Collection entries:
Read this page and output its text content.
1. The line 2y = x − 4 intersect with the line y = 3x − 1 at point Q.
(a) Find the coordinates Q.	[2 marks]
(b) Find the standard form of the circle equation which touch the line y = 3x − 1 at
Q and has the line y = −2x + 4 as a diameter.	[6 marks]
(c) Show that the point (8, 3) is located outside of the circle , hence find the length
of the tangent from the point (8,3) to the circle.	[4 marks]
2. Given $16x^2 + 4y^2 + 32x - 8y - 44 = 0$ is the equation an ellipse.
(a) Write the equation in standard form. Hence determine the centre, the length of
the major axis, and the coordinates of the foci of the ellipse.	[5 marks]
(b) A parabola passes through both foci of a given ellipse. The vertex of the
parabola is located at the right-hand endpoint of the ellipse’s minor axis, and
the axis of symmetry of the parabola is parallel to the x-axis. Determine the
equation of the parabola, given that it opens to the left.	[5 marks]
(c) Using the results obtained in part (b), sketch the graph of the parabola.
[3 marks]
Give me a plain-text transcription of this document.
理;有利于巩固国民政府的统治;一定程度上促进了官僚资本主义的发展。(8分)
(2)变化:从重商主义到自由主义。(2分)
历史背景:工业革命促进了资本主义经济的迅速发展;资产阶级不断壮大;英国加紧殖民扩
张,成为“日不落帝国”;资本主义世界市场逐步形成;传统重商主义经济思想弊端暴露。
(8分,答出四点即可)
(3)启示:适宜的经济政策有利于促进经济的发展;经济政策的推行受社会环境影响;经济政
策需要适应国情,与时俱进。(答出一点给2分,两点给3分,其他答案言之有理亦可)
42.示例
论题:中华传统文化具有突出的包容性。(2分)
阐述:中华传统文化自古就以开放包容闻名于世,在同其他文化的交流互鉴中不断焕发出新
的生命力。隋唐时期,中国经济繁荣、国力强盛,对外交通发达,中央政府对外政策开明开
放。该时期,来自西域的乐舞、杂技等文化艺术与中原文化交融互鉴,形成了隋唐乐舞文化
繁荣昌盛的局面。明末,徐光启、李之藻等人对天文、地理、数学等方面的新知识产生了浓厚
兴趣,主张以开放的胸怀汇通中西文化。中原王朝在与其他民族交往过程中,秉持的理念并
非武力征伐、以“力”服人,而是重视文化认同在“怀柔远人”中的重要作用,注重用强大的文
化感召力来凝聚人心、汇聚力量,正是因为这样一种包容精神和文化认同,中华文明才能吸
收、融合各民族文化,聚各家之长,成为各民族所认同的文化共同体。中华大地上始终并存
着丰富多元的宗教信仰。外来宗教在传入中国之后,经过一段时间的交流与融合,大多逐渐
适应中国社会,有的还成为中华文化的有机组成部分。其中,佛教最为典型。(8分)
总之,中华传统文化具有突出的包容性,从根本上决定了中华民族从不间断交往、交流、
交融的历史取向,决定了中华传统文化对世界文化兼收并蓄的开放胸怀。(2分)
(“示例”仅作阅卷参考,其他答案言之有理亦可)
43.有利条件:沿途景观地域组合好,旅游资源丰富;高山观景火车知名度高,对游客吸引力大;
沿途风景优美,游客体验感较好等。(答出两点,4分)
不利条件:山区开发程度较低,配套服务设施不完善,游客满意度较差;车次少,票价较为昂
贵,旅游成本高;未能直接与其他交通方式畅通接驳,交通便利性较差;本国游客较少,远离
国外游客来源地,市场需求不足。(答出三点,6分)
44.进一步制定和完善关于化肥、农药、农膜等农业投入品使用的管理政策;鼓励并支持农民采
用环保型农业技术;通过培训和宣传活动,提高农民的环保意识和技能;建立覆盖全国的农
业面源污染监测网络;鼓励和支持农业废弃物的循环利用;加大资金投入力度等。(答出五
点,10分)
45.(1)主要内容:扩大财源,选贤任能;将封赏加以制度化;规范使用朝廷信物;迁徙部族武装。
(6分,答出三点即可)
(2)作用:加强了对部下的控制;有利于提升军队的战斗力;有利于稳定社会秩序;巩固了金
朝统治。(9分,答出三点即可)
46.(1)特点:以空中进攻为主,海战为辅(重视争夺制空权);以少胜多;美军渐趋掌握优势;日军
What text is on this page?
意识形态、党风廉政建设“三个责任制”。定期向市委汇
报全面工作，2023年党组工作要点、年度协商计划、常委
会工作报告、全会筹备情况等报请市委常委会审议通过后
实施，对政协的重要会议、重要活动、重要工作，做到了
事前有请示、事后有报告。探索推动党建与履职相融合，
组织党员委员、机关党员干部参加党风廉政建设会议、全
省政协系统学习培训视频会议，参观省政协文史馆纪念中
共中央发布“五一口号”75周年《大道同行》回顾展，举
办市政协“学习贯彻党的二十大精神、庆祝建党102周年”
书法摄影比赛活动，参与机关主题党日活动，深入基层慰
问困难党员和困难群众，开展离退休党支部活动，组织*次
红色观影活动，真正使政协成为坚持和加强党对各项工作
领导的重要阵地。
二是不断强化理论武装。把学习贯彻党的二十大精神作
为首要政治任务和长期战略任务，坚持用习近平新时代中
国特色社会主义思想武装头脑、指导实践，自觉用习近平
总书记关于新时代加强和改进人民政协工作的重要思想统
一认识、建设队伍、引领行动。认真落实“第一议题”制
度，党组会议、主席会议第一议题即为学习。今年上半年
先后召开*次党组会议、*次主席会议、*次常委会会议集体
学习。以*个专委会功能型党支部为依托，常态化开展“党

▸ **Directions**
Repeat the data in its entirety, character for character.

▸ **Answer**
Read this page and output its text content.
1. The line 2y = x − 4 intersect with the line y = 3x − 1 at point Q.
(a) Find the coordinates Q.	[2 marks]
(b) Find the standard form of the circle equation which touch the line y = 3x − 1 at
Q and has the line y = −2x + 4 as a diameter.	[6 marks]
(c) Show that the point (8, 3) is located outside of the circle , hence find the length
of the tangent from the point (8,3) to the circle.	[4 marks]
2. Given $16x^2 + 4y^2 + 32x - 8y - 44 = 0$ is the equation an ellipse.
(a) Write the equation in standard form. Hence determine the centre, the length of
the major axis, and the coordinates of the foci of the ellipse.	[5 marks]
(b) A parabola passes through both foci of a given ellipse. The vertex of the
parabola is located at the right-hand endpoint of the ellipse’s minor axis, and
the axis of symmetry of the parabola is parallel to the x-axis. Determine the
equation of the parabola, given that it opens to the left.	[5 marks]
(c) Using the results obtained in part (b), sketch the graph of the parabola.
[3 marks]
Give me a plain-text transcription of this document.
理;有利于巩固国民政府的统治;一定程度上促进了官僚资本主义的发展。(8分)
(2)变化:从重商主义到自由主义。(2分)
历史背景:工业革命促进了资本主义经济的迅速发展;资产阶级不断壮大;英国加紧殖民扩
张,成为“日不落帝国”;资本主义世界市场逐步形成;传统重商主义经济思想弊端暴露。
(8分,答出四点即可)
(3)启示:适宜的经济政策有利于促进经济的发展;经济政策的推行受社会环境影响;经济政
策需要适应国情,与时俱进。(答出一点给2分,两点给3分,其他答案言之有理亦可)
42.示例
论题:中华传统文化具有突出的包容性。(2分)
阐述:中华传统文化自古就以开放包容闻名于世,在同其他文化的交流互鉴中不断焕发出新
的生命力。隋唐时期,中国经济繁荣、国力强盛,对外交通发达,中央政府对外政策开明开
放。该时期,来自西域的乐舞、杂技等文化艺术与中原文化交融互鉴,形成了隋唐乐舞文化
繁荣昌盛的局面。明末,徐光启、李之藻等人对天文、地理、数学等方面的新知识产生了浓厚
兴趣,主张以开放的胸怀汇通中西文化。中原王朝在与其他民族交往过程中,秉持的理念并
非武力征伐、以“力”服人,而是重视文化认同在“怀柔远人”中的重要作用,注重用强大的文
化感召力来凝聚人心、汇聚力量,正是因为这样一种包容精神和文化认同,中华文明才能吸
收、融合各民族文化,聚各家之长,成为各民族所认同的文化共同体。中华大地上始终并存
着丰富多元的宗教信仰。外来宗教在传入中国之后,经过一段时间的交流与融合,大多逐渐
适应中国社会,有的还成为中华文化的有机组成部分。其中,佛教最为典型。(8分)
总之,中华传统文化具有突出的包容性,从根本上决定了中华民族从不间断交往、交流、
交融的历史取向,决定了中华传统文化对世界文化兼收并蓄的开放胸怀。(2分)
(“示例”仅作阅卷参考,其他答案言之有理亦可)
43.有利条件:沿途景观地域组合好,旅游资源丰富;高山观景火车知名度高,对游客吸引力大;
沿途风景优美,游客体验感较好等。(答出两点,4分)
不利条件:山区开发程度较低,配套服务设施不完善,游客满意度较差;车次少,票价较为昂
贵,旅游成本高;未能直接与其他交通方式畅通接驳,交通便利性较差;本国游客较少,远离
国外游客来源地,市场需求不足。(答出三点,6分)
44.进一步制定和完善关于化肥、农药、农膜等农业投入品使用的管理政策;鼓励并支持农民采
用环保型农业技术;通过培训和宣传活动,提高农民的环保意识和技能;建立覆盖全国的农
业面源污染监测网络;鼓励和支持农业废弃物的循环利用;加大资金投入力度等。(答出五
点,10分)
45.(1)主要内容:扩大财源,选贤任能;将封赏加以制度化;规范使用朝廷信物;迁徙部族武装。
(6分,答出三点即可)
(2)作用:加强了对部下的控制;有利于提升军队的战斗力;有利于稳定社会秩序;巩固了金
朝统治。(9分,答出三点即可)
46.(1)特点:以空中进攻为主,海战为辅(重视争夺制空权);以少胜多;美军渐趋掌握优势;日军
What text is on this page?
意识形态、党风廉政建设“三个责任制”。定期向市委汇
报全面工作，2023年党组工作要点、年度协商计划、常委
会工作报告、全会筹备情况等报请市委常委会审议通过后
实施，对政协的重要会议、重要活动、重要工作，做到了
事前有请示、事后有报告。探索推动党建与履职相融合，
组织党员委员、机关党员干部参加党风廉政建设会议、全
省政协系统学习培训视频会议，参观省政协文史馆纪念中
共中央发布“五一口号”75周年《大道同行》回顾展，举
办市政协“学习贯彻党的二十大精神、庆祝建党102周年”
书法摄影比赛活动，参与机关主题党日活动，深入基层慰
问困难党员和困难群众，开展离退休党支部活动，组织*次
红色观影活动，真正使政协成为坚持和加强党对各项工作
领导的重要阵地。
二是不断强化理论武装。把学习贯彻党的二十大精神作
为首要政治任务和长期战略任务，坚持用习近平新时代中
国特色社会主义思想武装头脑、指导实践，自觉用习近平
总书记关于新时代加强和改进人民政协工作的重要思想统
一认识、建设队伍、引领行动。认真落实“第一议题”制
度，党组会议、主席会议第一议题即为学习。今年上半年
先后召开*次党组会议、*次主席会议、*次常委会会议集体
学习。以*个专委会功能型党支部为依托，常态化开展“党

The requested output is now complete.